GIVEN PROBLEM: Across the data below, how many lines hold "Municipalidad"? Answer with that number and nothing else.

--------------------------------

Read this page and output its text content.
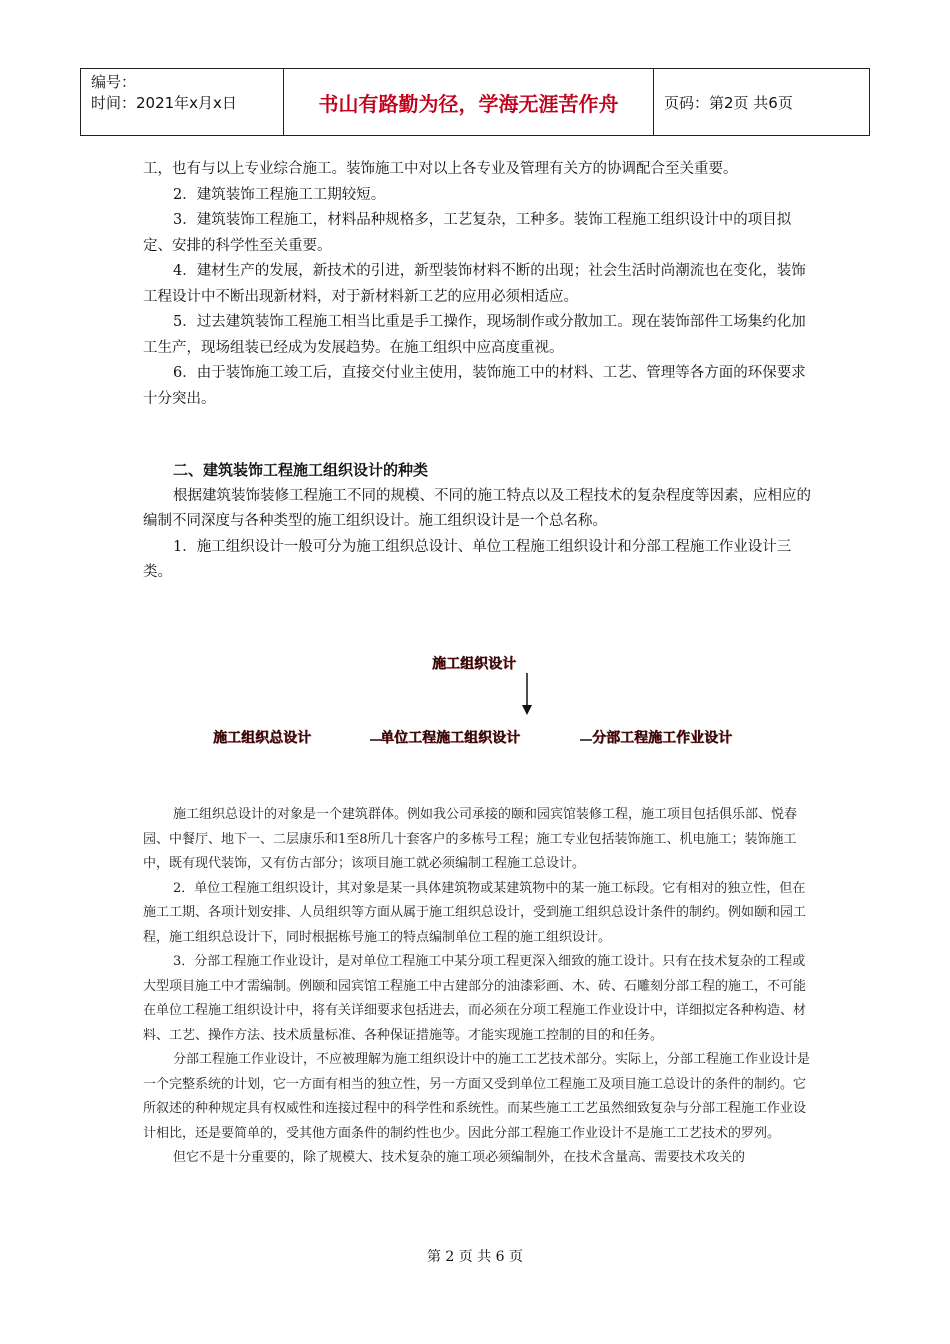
编号：
时间：2021年x月x日	书山有路勤为径，学海无涯苦作舟	页码：第2页 共6页

工，也有与以上专业综合施工。装饰施工中对以上各专业及管理有关方的协调配合至关重要。

2．建筑装饰工程施工工期较短。

3．建筑装饰工程施工，材料品种规格多，工艺复杂，工种多。装饰工程施工组织设计中的项目拟定、安排的科学性至关重要。

4．建材生产的发展，新技术的引进，新型装饰材料不断的出现；社会生活时尚潮流也在变化，装饰工程设计中不断出现新材料，对于新材料新工艺的应用必须相适应。

5．过去建筑装饰工程施工相当比重是手工操作，现场制作或分散加工。现在装饰部件工场集约化加工生产，现场组装已经成为发展趋势。在施工组织中应高度重视。

6．由于装饰施工竣工后，直接交付业主使用，装饰施工中的材料、工艺、管理等各方面的环保要求十分突出。

二、建筑装饰工程施工组织设计的种类

根据建筑装饰装修工程施工不同的规模、不同的施工特点以及工程技术的复杂程度等因素，应相应的编制不同深度与各种类型的施工组织设计。施工组织设计是一个总名称。

1．施工组织设计一般可分为施工组织总设计、单位工程施工组织设计和分部工程施工作业设计三类。

施工组织设计
施工组织总设计	单位工程施工组织设计	分部工程施工作业设计

施工组织总设计的对象是一个建筑群体。例如我公司承接的颐和园宾馆装修工程，施工项目包括俱乐部、悦春园、中餐厅、地下一、二层康乐和1至8所几十套客户的多栋号工程；施工专业包括装饰施工、机电施工；装饰施工中，既有现代装饰，又有仿古部分；该项目施工就必须编制工程施工总设计。

2．单位工程施工组织设计，其对象是某一具体建筑物或某建筑物中的某一施工标段。它有相对的独立性，但在施工工期、各项计划安排、人员组织等方面从属于施工组织总设计，受到施工组织总设计条件的制约。例如颐和园工程，施工组织总设计下，同时根据栋号施工的特点编制单位工程的施工组织设计。

3．分部工程施工作业设计，是对单位工程施工中某分项工程更深入细致的施工设计。只有在技术复杂的工程或大型项目施工中才需编制。例颐和园宾馆工程施工中古建部分的油漆彩画、木、砖、石雕刻分部工程的施工，不可能在单位工程施工组织设计中，将有关详细要求包括进去，而必须在分项工程施工作业设计中，详细拟定各种构造、材料、工艺、操作方法、技术质量标准、各种保证措施等。才能实现施工控制的目的和任务。

分部工程施工作业设计，不应被理解为施工组织设计中的施工工艺技术部分。实际上，分部工程施工作业设计是一个完整系统的计划，它一方面有相当的独立性，另一方面又受到单位工程施工及项目施工总设计的条件的制约。它所叙述的种种规定具有权威性和连接过程中的科学性和系统性。而某些施工工艺虽然细致复杂与分部工程施工作业设计相比，还是要简单的，受其他方面条件的制约性也少。因此分部工程施工作业设计不是施工工艺技术的罗列。

但它不是十分重要的，除了规模大、技术复杂的施工项必须编制外，在技术含量高、需要技术攻关的

第 2 页 共 6 页
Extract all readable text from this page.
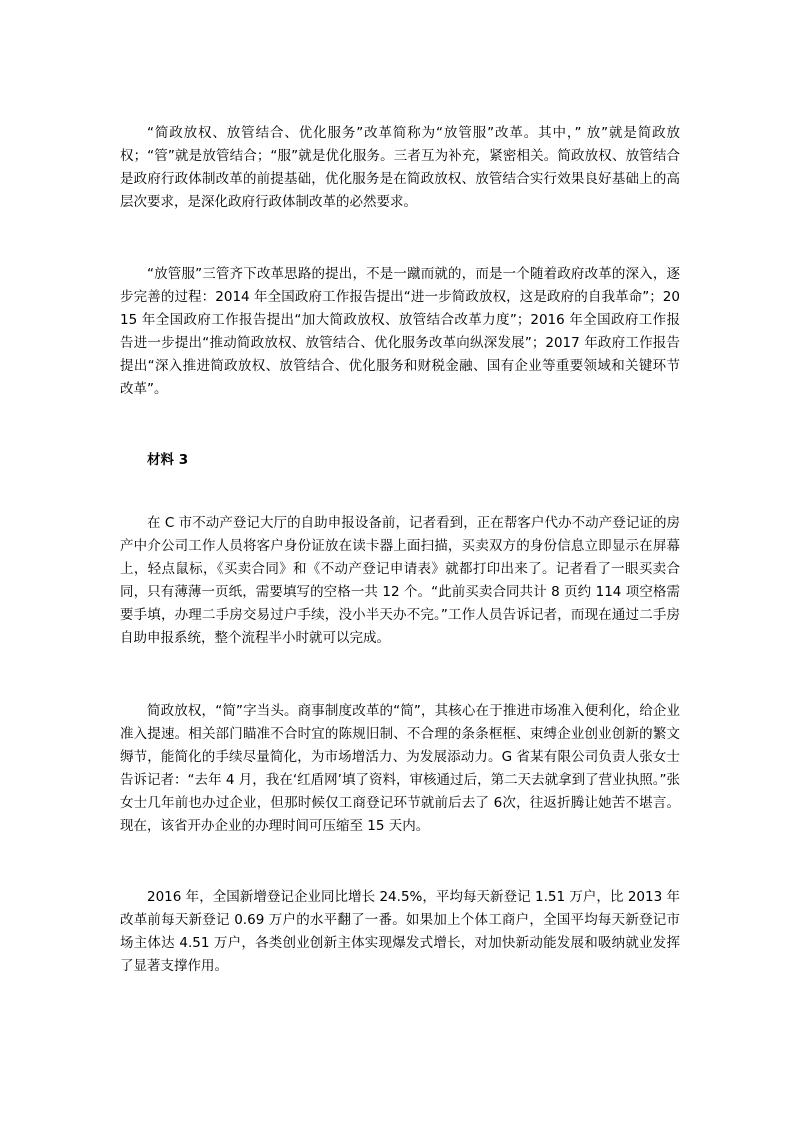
“简政放权、放管结合、优化服务”改革简称为“放管服”改革。其中，” 放”就是简政放权；“管”就是放管结合；“服”就是优化服务。三者互为补充，紧密相关。简政放权、放管结合是政府行政体制改革的前提基础，优化服务是在简政放权、放管结合实行效果良好基础上的高层次要求，是深化政府行政体制改革的必然要求。

“放管服”三管齐下改革思路的提出，不是一蹴而就的，而是一个随着政府改革的深入，逐步完善的过程：2014 年全国政府工作报告提出“进一步简政放权，这是政府的自我革命”；2015 年全国政府工作报告提出“加大简政放权、放管结合改革力度”；2016 年全国政府工作报告进一步提出“推动简政放权、放管结合、优化服务改革向纵深发展”；2017 年政府工作报告提出“深入推进简政放权、放管结合、优化服务和财税金融、国有企业等重要领域和关键环节改革”。

材料 3

在 C 市不动产登记大厅的自助申报设备前，记者看到，正在帮客户代办不动产登记证的房产中介公司工作人员将客户身份证放在读卡器上面扫描，买卖双方的身份信息立即显示在屏幕上，轻点鼠标，《买卖合同》和《不动产登记申请表》就都打印出来了。记者看了一眼买卖合同，只有薄薄一页纸，需要填写的空格一共 12 个。“此前买卖合同共计 8 页约 114 项空格需要手填，办理二手房交易过户手续，没小半天办不完。”工作人员告诉记者，而现在通过二手房自助申报系统，整个流程半小时就可以完成。

简政放权，“简”字当头。商事制度改革的“简”，其核心在于推进市场准入便利化，给企业准入提速。相关部门瞄准不合时宜的陈规旧制、不合理的条条框框、束缚企业创业创新的繁文缛节，能简化的手续尽量简化，为市场增活力、为发展添动力。G 省某有限公司负责人张女士告诉记者：“去年 4 月，我在‘红盾网’填了资料，审核通过后，第二天去就拿到了营业执照。”张女士几年前也办过企业，但那时候仅工商登记环节就前后去了 6次，往返折腾让她苦不堪言。现在，该省开办企业的办理时间可压缩至 15 天内。

2016 年，全国新增登记企业同比增长 24.5%，平均每天新登记 1.51 万户，比 2013 年改革前每天新登记 0.69 万户的水平翻了一番。如果加上个体工商户，全国平均每天新登记市场主体达 4.51 万户，各类创业创新主体实现爆发式增长，对加快新动能发展和吸纳就业发挥了显著支撑作用。
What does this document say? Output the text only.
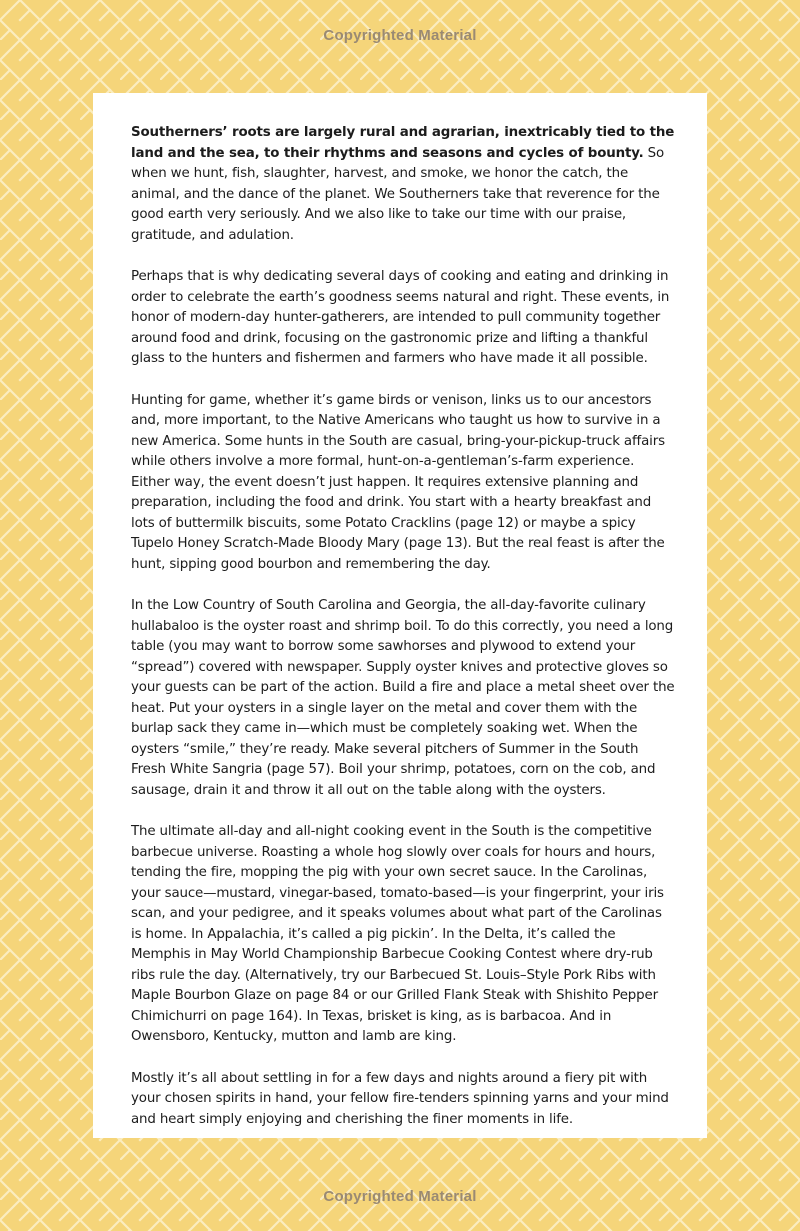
Copyrighted Material

Southerners’ roots are largely rural and agrarian, inextricably tied to the land and the sea, to their rhythms and seasons and cycles of bounty. So when we hunt, fish, slaughter, harvest, and smoke, we honor the catch, the animal, and the dance of the planet. We Southerners take that reverence for the good earth very seriously. And we also like to take our time with our praise, gratitude, and adulation.

Perhaps that is why dedicating several days of cooking and eating and drinking in order to celebrate the earth’s goodness seems natural and right. These events, in honor of modern-day hunter-gatherers, are intended to pull community together around food and drink, focusing on the gastronomic prize and lifting a thankful glass to the hunters and fishermen and farmers who have made it all possible.

Hunting for game, whether it’s game birds or venison, links us to our ancestors and, more important, to the Native Americans who taught us how to survive in a new America. Some hunts in the South are casual, bring-your-pickup-truck affairs while others involve a more formal, hunt-on-a-gentleman’s-farm experience. Either way, the event doesn’t just happen. It requires extensive planning and preparation, including the food and drink. You start with a hearty breakfast and lots of buttermilk biscuits, some Potato Cracklins (page 12) or maybe a spicy Tupelo Honey Scratch-Made Bloody Mary (page 13). But the real feast is after the hunt, sipping good bourbon and remembering the day.

In the Low Country of South Carolina and Georgia, the all-day-favorite culinary hullabaloo is the oyster roast and shrimp boil. To do this correctly, you need a long table (you may want to borrow some sawhorses and plywood to extend your “spread”) covered with newspaper. Supply oyster knives and protective gloves so your guests can be part of the action. Build a fire and place a metal sheet over the heat. Put your oysters in a single layer on the metal and cover them with the burlap sack they came in—which must be completely soaking wet. When the oysters “smile,” they’re ready. Make several pitchers of Summer in the South Fresh White Sangria (page 57). Boil your shrimp, potatoes, corn on the cob, and sausage, drain it and throw it all out on the table along with the oysters.

The ultimate all-day and all-night cooking event in the South is the competitive barbecue universe. Roasting a whole hog slowly over coals for hours and hours, tending the fire, mopping the pig with your own secret sauce. In the Carolinas, your sauce—mustard, vinegar-based, tomato-based—is your fingerprint, your iris scan, and your pedigree, and it speaks volumes about what part of the Carolinas is home. In Appalachia, it’s called a pig pickin’. In the Delta, it’s called the Memphis in May World Championship Barbecue Cooking Contest where dry-rub ribs rule the day. (Alternatively, try our Barbecued St. Louis–Style Pork Ribs with Maple Bourbon Glaze on page 84 or our Grilled Flank Steak with Shishito Pepper Chimichurri on page 164). In Texas, brisket is king, as is barbacoa. And in Owensboro, Kentucky, mutton and lamb are king.

Mostly it’s all about settling in for a few days and nights around a fiery pit with your chosen spirits in hand, your fellow fire-tenders spinning yarns and your mind and heart simply enjoying and cherishing the finer moments in life.

Copyrighted Material
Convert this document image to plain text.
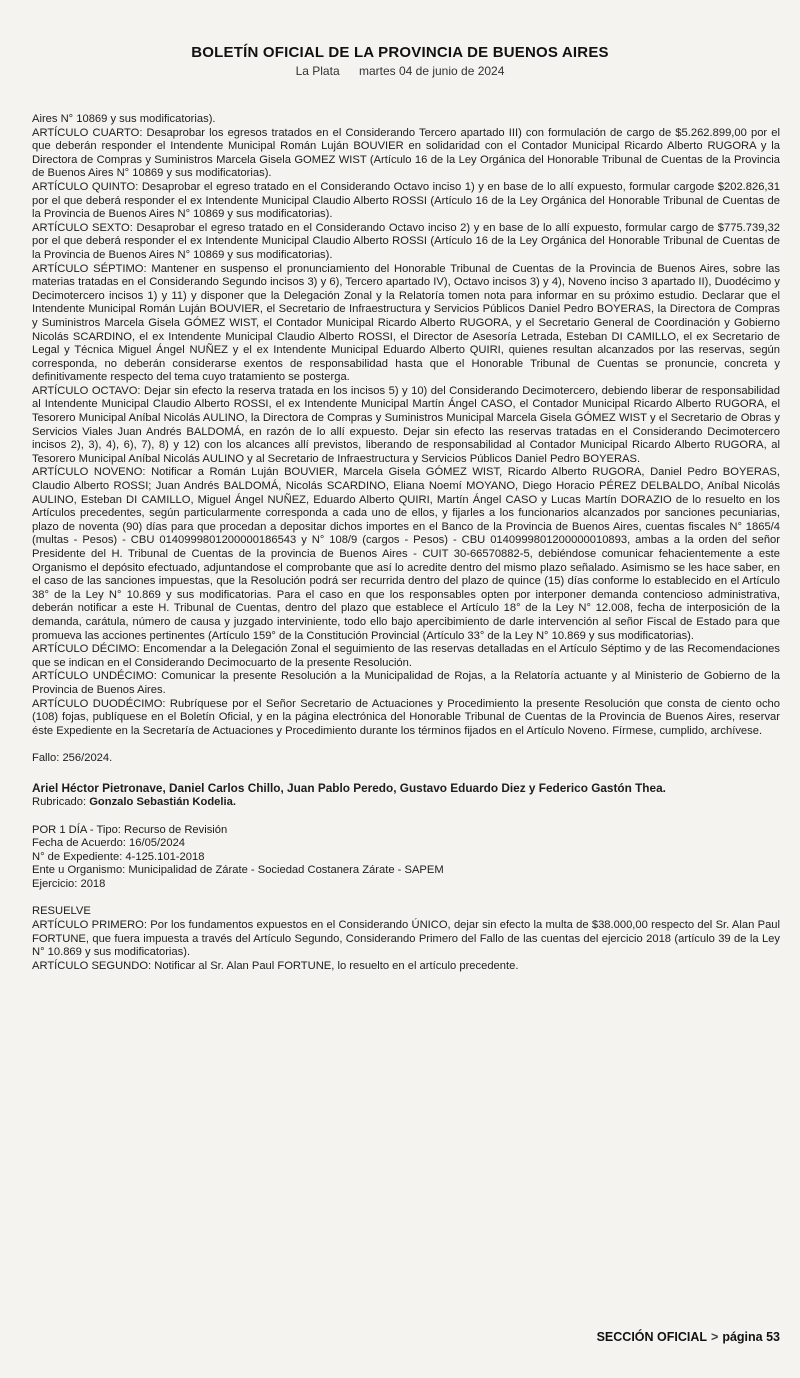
BOLETÍN OFICIAL DE LA PROVINCIA DE BUENOS AIRES
La Plata martes 04 de junio de 2024

Aires N° 10869 y sus modificatorias).

ARTÍCULO CUARTO: Desaprobar los egresos tratados en el Considerando Tercero apartado III) con formulación de cargo de $5.262.899,00 por el que deberán responder el Intendente Municipal Román Luján BOUVIER en solidaridad con el Contador Municipal Ricardo Alberto RUGORA y la Directora de Compras y Suministros Marcela Gisela GOMEZ WIST (Artículo 16 de la Ley Orgánica del Honorable Tribunal de Cuentas de la Provincia de Buenos Aires N° 10869 y sus modificatorias).

ARTÍCULO QUINTO: Desaprobar el egreso tratado en el Considerando Octavo inciso 1) y en base de lo allí expuesto, formular cargode $202.826,31 por el que deberá responder el ex Intendente Municipal Claudio Alberto ROSSI (Artículo 16 de la Ley Orgánica del Honorable Tribunal de Cuentas de la Provincia de Buenos Aires N° 10869 y sus modificatorias).

ARTÍCULO SEXTO: Desaprobar el egreso tratado en el Considerando Octavo inciso 2) y en base de lo allí expuesto, formular cargo de $775.739,32 por el que deberá responder el ex Intendente Municipal Claudio Alberto ROSSI (Artículo 16 de la Ley Orgánica del Honorable Tribunal de Cuentas de la Provincia de Buenos Aires N° 10869 y sus modificatorias).

ARTÍCULO SÉPTIMO: Mantener en suspenso el pronunciamiento del Honorable Tribunal de Cuentas de la Provincia de Buenos Aires, sobre las materias tratadas en el Considerando Segundo incisos 3) y 6), Tercero apartado IV), Octavo incisos 3) y 4), Noveno inciso 3 apartado II), Duodécimo y Decimotercero incisos 1) y 11) y disponer que la Delegación Zonal y la Relatoría tomen nota para informar en su próximo estudio. Declarar que el Intendente Municipal Román Luján BOUVIER, el Secretario de Infraestructura y Servicios Públicos Daniel Pedro BOYERAS, la Directora de Compras y Suministros Marcela Gisela GÓMEZ WIST, el Contador Municipal Ricardo Alberto RUGORA, y el Secretario General de Coordinación y Gobierno Nicolás SCARDINO, el ex Intendente Municipal Claudio Alberto ROSSI, el Director de Asesoría Letrada, Esteban DI CAMILLO, el ex Secretario de Legal y Técnica Miguel Ángel NUÑEZ y el ex Intendente Municipal Eduardo Alberto QUIRI, quienes resultan alcanzados por las reservas, según corresponda, no deberán considerarse exentos de responsabilidad hasta que el Honorable Tribunal de Cuentas se pronuncie, concreta y definitivamente respecto del tema cuyo tratamiento se posterga.

ARTÍCULO OCTAVO: Dejar sin efecto la reserva tratada en los incisos 5) y 10) del Considerando Decimotercero, debiendo liberar de responsabilidad al Intendente Municipal Claudio Alberto ROSSI, el ex Intendente Municipal Martín Ángel CASO, el Contador Municipal Ricardo Alberto RUGORA, el Tesorero Municipal Aníbal Nicolás AULINO, la Directora de Compras y Suministros Municipal Marcela Gisela GÓMEZ WIST y el Secretario de Obras y Servicios Viales Juan Andrés BALDOMÁ, en razón de lo allí expuesto. Dejar sin efecto las reservas tratadas en el Considerando Decimotercero incisos 2), 3), 4), 6), 7), 8) y 12) con los alcances allí previstos, liberando de responsabilidad al Contador Municipal Ricardo Alberto RUGORA, al Tesorero Municipal Aníbal Nicolás AULINO y al Secretario de Infraestructura y Servicios Públicos Daniel Pedro BOYERAS.

ARTÍCULO NOVENO: Notificar a Román Luján BOUVIER, Marcela Gisela GÓMEZ WIST, Ricardo Alberto RUGORA, Daniel Pedro BOYERAS, Claudio Alberto ROSSI; Juan Andrés BALDOMÁ, Nicolás SCARDINO, Eliana Noemí MOYANO, Diego Horacio PÉREZ DELBALDO, Aníbal Nicolás AULINO, Esteban DI CAMILLO, Miguel Ángel NUÑEZ, Eduardo Alberto QUIRI, Martín Ángel CASO y Lucas Martín DORAZIO de lo resuelto en los Artículos precedentes, según particularmente corresponda a cada uno de ellos, y fijarles a los funcionarios alcanzados por sanciones pecuniarias, plazo de noventa (90) días para que procedan a depositar dichos importes en el Banco de la Provincia de Buenos Aires, cuentas fiscales N° 1865/4 (multas - Pesos) - CBU 0140999801200000186543 y N° 108/9 (cargos - Pesos) - CBU 0140999801200000010893, ambas a la orden del señor Presidente del H. Tribunal de Cuentas de la provincia de Buenos Aires - CUIT 30-66570882-5, debiéndose comunicar fehacientemente a este Organismo el depósito efectuado, adjuntandose el comprobante que así lo acredite dentro del mismo plazo señalado. Asimismo se les hace saber, en el caso de las sanciones impuestas, que la Resolución podrá ser recurrida dentro del plazo de quince (15) días conforme lo establecido en el Artículo 38° de la Ley N° 10.869 y sus modificatorias. Para el caso en que los responsables opten por interponer demanda contencioso administrativa, deberán notificar a este H. Tribunal de Cuentas, dentro del plazo que establece el Artículo 18° de la Ley N° 12.008, fecha de interposición de la demanda, carátula, número de causa y juzgado interviniente, todo ello bajo apercibimiento de darle intervención al señor Fiscal de Estado para que promueva las acciones pertinentes (Artículo 159° de la Constitución Provincial (Artículo 33° de la Ley N° 10.869 y sus modificatorias).

ARTÍCULO DÉCIMO: Encomendar a la Delegación Zonal el seguimiento de las reservas detalladas en el Artículo Séptimo y de las Recomendaciones que se indican en el Considerando Decimocuarto de la presente Resolución.

ARTÍCULO UNDÉCIMO: Comunicar la presente Resolución a la Municipalidad de Rojas, a la Relatoría actuante y al Ministerio de Gobierno de la Provincia de Buenos Aires.

ARTÍCULO DUODÉCIMO: Rubríquese por el Señor Secretario de Actuaciones y Procedimiento la presente Resolución que consta de ciento ocho (108) fojas, publíquese en el Boletín Oficial, y en la página electrónica del Honorable Tribunal de Cuentas de la Provincia de Buenos Aires, reservar éste Expediente en la Secretaría de Actuaciones y Procedimiento durante los términos fijados en el Artículo Noveno. Fírmese, cumplido, archívese.

Fallo: 256/2024.

Ariel Héctor Pietronave, Daniel Carlos Chillo, Juan Pablo Peredo, Gustavo Eduardo Diez y Federico Gastón Thea.

Rubricado: Gonzalo Sebastián Kodelia.

POR 1 DÍA - Tipo: Recurso de Revisión

Fecha de Acuerdo: 16/05/2024

N° de Expediente: 4-125.101-2018

Ente u Organismo: Municipalidad de Zárate - Sociedad Costanera Zárate - SAPEM

Ejercicio: 2018

RESUELVE

ARTÍCULO PRIMERO: Por los fundamentos expuestos en el Considerando ÚNICO, dejar sin efecto la multa de $38.000,00 respecto del Sr. Alan Paul FORTUNE, que fuera impuesta a través del Artículo Segundo, Considerando Primero del Fallo de las cuentas del ejercicio 2018 (artículo 39 de la Ley N° 10.869 y sus modificatorias).

ARTÍCULO SEGUNDO: Notificar al Sr. Alan Paul FORTUNE, lo resuelto en el artículo precedente.

SECCIÓN OFICIAL > página 53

--------------------------------

OUTPUT FOR THIS TASK: 2